** DATA TO PROCESS **
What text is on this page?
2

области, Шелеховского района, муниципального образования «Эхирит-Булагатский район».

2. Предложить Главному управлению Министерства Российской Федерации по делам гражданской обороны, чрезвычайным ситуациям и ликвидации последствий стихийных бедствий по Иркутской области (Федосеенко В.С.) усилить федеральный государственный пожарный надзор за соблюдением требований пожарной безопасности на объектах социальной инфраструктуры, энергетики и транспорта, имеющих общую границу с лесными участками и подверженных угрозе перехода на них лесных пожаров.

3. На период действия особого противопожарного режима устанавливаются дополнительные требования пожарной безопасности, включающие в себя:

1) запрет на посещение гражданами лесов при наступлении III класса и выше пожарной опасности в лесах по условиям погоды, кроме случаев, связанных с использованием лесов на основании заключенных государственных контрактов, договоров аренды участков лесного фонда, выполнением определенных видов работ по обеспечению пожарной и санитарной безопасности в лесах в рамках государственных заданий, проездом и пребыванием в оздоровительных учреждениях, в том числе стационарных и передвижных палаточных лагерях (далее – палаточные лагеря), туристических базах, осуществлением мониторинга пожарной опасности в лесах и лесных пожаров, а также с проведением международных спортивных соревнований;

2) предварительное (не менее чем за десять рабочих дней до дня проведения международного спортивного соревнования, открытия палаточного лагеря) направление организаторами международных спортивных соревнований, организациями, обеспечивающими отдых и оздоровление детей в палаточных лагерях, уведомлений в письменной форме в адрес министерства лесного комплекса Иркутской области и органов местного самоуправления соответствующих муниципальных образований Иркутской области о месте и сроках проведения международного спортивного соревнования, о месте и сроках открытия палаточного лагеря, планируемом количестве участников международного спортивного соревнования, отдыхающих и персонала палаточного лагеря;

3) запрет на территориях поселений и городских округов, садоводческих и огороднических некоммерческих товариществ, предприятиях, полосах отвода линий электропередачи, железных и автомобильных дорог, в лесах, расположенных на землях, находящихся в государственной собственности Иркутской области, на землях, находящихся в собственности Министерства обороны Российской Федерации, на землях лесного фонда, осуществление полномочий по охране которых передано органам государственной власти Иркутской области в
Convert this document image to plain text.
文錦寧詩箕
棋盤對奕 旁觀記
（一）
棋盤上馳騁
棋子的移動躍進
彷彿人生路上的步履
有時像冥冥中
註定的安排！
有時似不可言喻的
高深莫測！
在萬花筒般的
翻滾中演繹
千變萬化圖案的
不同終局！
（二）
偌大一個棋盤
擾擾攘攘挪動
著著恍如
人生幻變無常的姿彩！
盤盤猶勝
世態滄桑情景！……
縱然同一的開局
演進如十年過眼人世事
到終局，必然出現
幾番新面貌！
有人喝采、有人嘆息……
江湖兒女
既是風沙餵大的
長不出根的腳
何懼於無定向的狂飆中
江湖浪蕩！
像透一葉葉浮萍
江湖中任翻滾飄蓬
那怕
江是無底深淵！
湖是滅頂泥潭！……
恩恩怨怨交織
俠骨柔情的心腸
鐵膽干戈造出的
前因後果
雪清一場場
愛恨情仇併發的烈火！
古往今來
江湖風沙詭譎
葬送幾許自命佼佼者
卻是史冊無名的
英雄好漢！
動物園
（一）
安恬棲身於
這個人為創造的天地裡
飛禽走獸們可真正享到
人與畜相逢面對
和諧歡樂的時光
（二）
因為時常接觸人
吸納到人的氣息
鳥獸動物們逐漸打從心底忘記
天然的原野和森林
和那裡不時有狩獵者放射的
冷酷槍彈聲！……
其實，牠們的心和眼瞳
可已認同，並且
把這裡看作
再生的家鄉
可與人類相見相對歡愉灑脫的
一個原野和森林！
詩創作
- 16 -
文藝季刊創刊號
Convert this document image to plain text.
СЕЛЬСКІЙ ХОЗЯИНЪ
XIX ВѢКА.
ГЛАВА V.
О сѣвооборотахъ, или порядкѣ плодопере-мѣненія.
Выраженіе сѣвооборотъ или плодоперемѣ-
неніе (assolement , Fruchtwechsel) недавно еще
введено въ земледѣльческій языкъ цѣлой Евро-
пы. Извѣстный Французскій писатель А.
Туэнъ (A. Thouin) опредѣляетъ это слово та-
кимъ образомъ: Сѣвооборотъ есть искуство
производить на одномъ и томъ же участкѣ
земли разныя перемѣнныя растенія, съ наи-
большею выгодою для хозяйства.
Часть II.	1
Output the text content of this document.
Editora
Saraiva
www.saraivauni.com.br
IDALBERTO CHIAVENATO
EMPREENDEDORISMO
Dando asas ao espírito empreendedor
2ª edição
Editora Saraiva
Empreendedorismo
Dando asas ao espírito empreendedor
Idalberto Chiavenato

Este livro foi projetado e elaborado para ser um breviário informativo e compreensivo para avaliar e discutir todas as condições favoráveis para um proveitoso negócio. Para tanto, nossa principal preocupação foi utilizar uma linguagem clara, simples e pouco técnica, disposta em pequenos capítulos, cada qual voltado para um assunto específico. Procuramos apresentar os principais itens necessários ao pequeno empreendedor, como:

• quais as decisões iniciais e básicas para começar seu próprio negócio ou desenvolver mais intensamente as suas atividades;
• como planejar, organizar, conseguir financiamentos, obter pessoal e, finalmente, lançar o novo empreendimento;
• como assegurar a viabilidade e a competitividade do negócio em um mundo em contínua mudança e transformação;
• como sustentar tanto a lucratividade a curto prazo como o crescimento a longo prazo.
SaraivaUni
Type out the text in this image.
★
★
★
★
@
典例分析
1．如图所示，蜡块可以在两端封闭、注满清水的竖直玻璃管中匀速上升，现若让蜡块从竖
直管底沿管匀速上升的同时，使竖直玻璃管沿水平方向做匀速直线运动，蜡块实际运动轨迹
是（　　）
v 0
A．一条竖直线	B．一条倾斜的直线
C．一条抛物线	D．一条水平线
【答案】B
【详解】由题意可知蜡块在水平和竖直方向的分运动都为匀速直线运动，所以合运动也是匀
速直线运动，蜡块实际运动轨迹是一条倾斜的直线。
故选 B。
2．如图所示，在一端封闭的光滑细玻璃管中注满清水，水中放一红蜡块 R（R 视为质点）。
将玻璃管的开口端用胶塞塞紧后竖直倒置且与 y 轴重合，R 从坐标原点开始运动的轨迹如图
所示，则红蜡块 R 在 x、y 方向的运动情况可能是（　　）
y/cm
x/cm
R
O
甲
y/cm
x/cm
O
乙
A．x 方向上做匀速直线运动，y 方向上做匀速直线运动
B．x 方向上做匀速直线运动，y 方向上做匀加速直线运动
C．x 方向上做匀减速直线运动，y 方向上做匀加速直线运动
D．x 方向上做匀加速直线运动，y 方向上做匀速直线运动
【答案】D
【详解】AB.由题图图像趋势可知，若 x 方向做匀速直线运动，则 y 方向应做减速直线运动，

** WHAT THE TASK REQUIRES **
Using the records above, copy every line that has the word "para" in it.

** CORRECT OUTPUT **
Este livro foi projetado e elaborado para ser um breviário informativo e compreensivo para avaliar e discutir todas as condições favoráveis para um proveitoso negócio. Para tanto, nossa principal preocupação foi utilizar uma linguagem clara, simples e pouco técnica, disposta em pequenos capítulos, cada qual voltado para um assunto específico. Procuramos apresentar os principais itens necessários ao pequeno empreendedor, como:
• quais as decisões iniciais e básicas para começar seu próprio negócio ou desenvolver mais intensamente as suas atividades;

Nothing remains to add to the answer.